Instructions to follow
Wherever the word "Give" appears in a line, extract that line.

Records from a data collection

= = = = =

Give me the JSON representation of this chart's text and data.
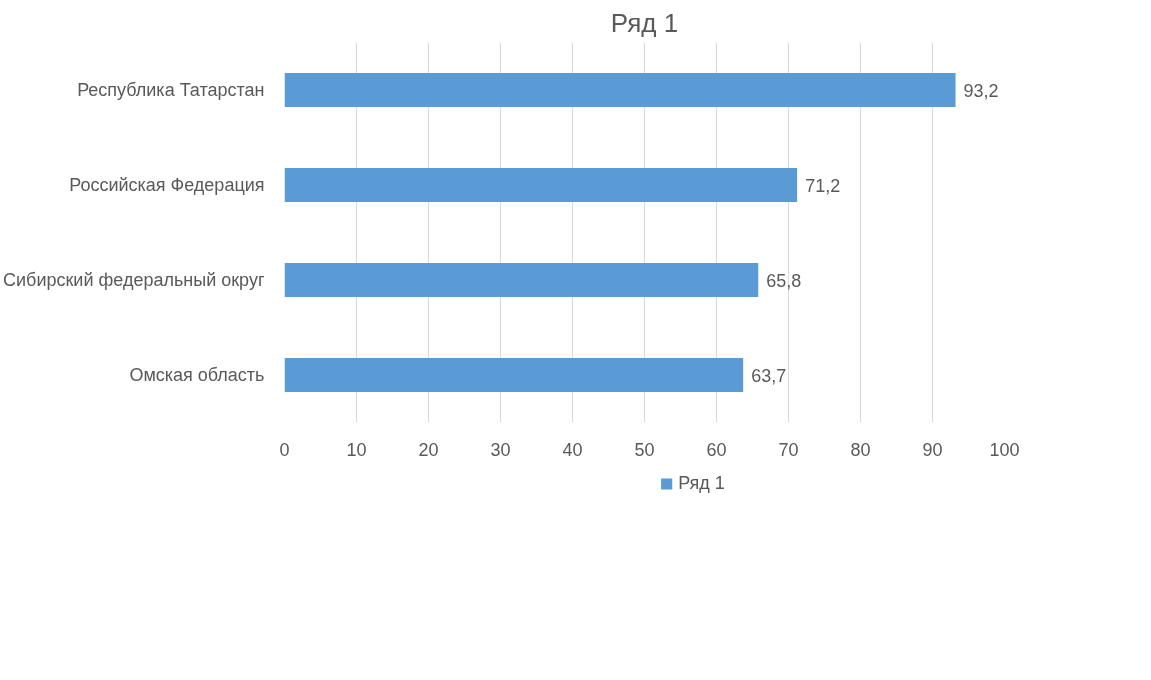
{
  "chart_data": {
    "type": "bar",
    "orientation": "horizontal",
    "title": "Ряд 1",
    "categories": [
      "Республика Татарстан",
      "Российская Федерация",
      "Сибирский федеральный округ",
      "Омская область"
    ],
    "series": [
      {
        "name": "Ряд 1",
        "color": "#5b9bd5",
        "values": [
          93.2,
          71.2,
          65.8,
          63.7
        ],
        "value_labels": [
          "93,2",
          "71,2",
          "65,8",
          "63,7"
        ]
      }
    ],
    "xlim": [
      0,
      100
    ],
    "xticks": [
      0,
      10,
      20,
      30,
      40,
      50,
      60,
      70,
      80,
      90,
      100
    ],
    "grid": "x",
    "legend": "bottom"
  }
}
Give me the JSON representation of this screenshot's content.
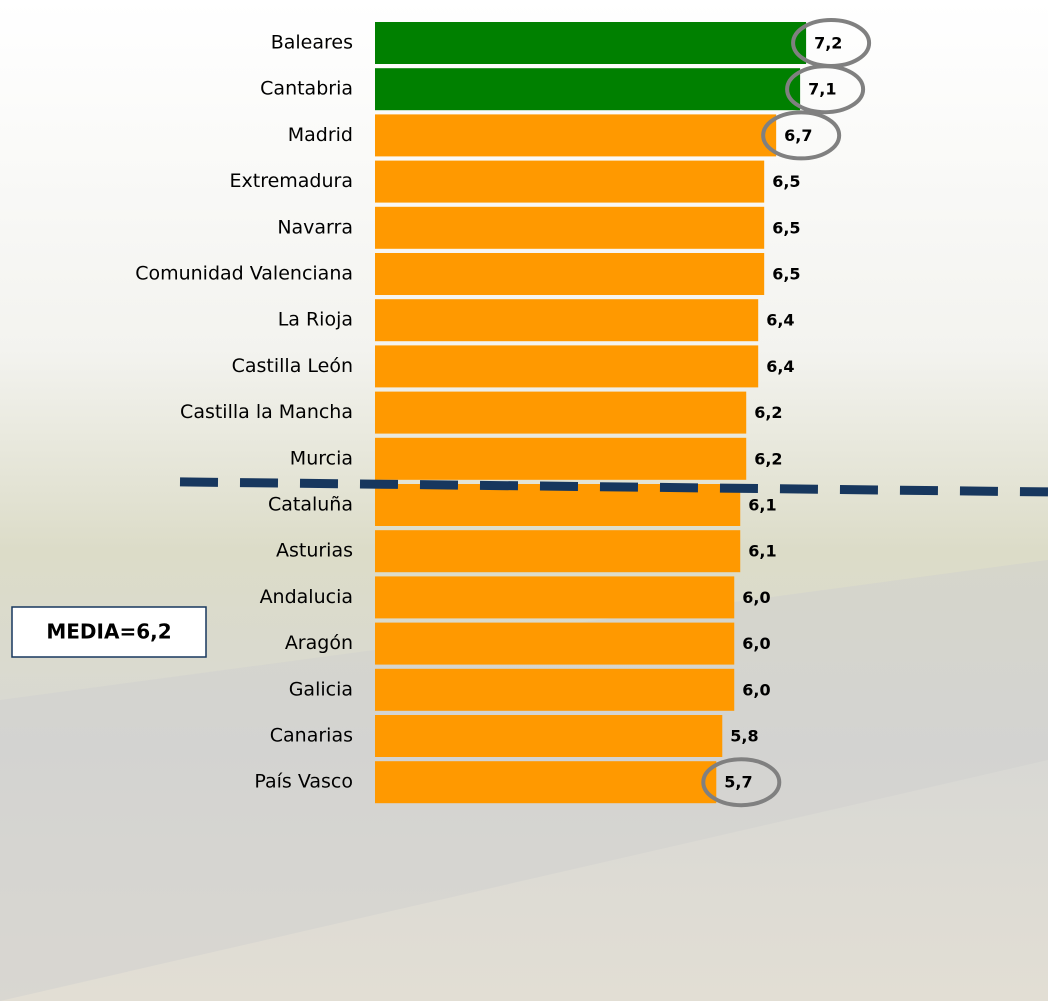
{
  "chart_data": {
    "type": "barh",
    "categories": [
      "Baleares",
      "Cantabria",
      "Madrid",
      "Extremadura",
      "Navarra",
      "Comunidad Valenciana",
      "La Rioja",
      "Castilla León",
      "Castilla la Mancha",
      "Murcia",
      "Cataluña",
      "Asturias",
      "Andalucia",
      "Aragón",
      "Galicia",
      "Canarias",
      "País Vasco"
    ],
    "values": [
      7.2,
      7.1,
      6.7,
      6.5,
      6.5,
      6.5,
      6.4,
      6.4,
      6.2,
      6.2,
      6.1,
      6.1,
      6.0,
      6.0,
      6.0,
      5.8,
      5.7
    ],
    "value_labels": [
      "7,2",
      "7,1",
      "6,7",
      "6,5",
      "6,5",
      "6,5",
      "6,4",
      "6,4",
      "6,2",
      "6,2",
      "6,1",
      "6,1",
      "6,0",
      "6,0",
      "6,0",
      "5,8",
      "5,7"
    ],
    "colors": [
      "#008000",
      "#008000",
      "#ff9900",
      "#ff9900",
      "#ff9900",
      "#ff9900",
      "#ff9900",
      "#ff9900",
      "#ff9900",
      "#ff9900",
      "#ff9900",
      "#ff9900",
      "#ff9900",
      "#ff9900",
      "#ff9900",
      "#ff9900",
      "#ff9900"
    ],
    "highlighted": [
      0,
      1,
      2,
      16
    ],
    "xlim": [
      0,
      8
    ],
    "mean": {
      "value": 6.2,
      "label": "MEDIA=6,2"
    }
  }
}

= = = = =

Correct response
Give me the JSON representation of this chart's text and data.
Give me the JSON representation of this screenshot's content.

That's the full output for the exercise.